-- WHAT THIS TASK INVOLVES --
Under this task are some entries; return every one of them exactly.

+++ DATASET +++

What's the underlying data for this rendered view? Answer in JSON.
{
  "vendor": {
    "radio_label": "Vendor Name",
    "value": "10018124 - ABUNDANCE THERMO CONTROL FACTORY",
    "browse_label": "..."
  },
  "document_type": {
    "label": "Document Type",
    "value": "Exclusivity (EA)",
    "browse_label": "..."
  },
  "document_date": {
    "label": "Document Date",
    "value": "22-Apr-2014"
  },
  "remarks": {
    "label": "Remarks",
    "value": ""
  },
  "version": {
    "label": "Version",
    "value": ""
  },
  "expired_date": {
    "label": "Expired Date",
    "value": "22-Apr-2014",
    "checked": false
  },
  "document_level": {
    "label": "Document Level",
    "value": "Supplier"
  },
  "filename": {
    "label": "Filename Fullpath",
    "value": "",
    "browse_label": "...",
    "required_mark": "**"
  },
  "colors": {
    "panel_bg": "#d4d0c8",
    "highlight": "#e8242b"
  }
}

+++

-- SOLUTION TO THIS TASK --
What's the underlying data for this rendered view? Answer in JSON.
{
  "vendor": {
    "radio_label": "Vendor Name",
    "value": "10018124 - ABUNDANCE THERMO CONTROL FACTORY",
    "browse_label": "..."
  },
  "document_type": {
    "label": "Document Type",
    "value": "Exclusivity (EA)",
    "browse_label": "..."
  },
  "document_date": {
    "label": "Document Date",
    "value": "22-Apr-2014"
  },
  "remarks": {
    "label": "Remarks",
    "value": ""
  },
  "version": {
    "label": "Version",
    "value": ""
  },
  "expired_date": {
    "label": "Expired Date",
    "value": "22-Apr-2014",
    "checked": false
  },
  "document_level": {
    "label": "Document Level",
    "value": "Supplier"
  },
  "filename": {
    "label": "Filename Fullpath",
    "value": "",
    "browse_label": "...",
    "required_mark": "**"
  },
  "colors": {
    "panel_bg": "#d4d0c8",
    "highlight": "#e8242b"
  }
}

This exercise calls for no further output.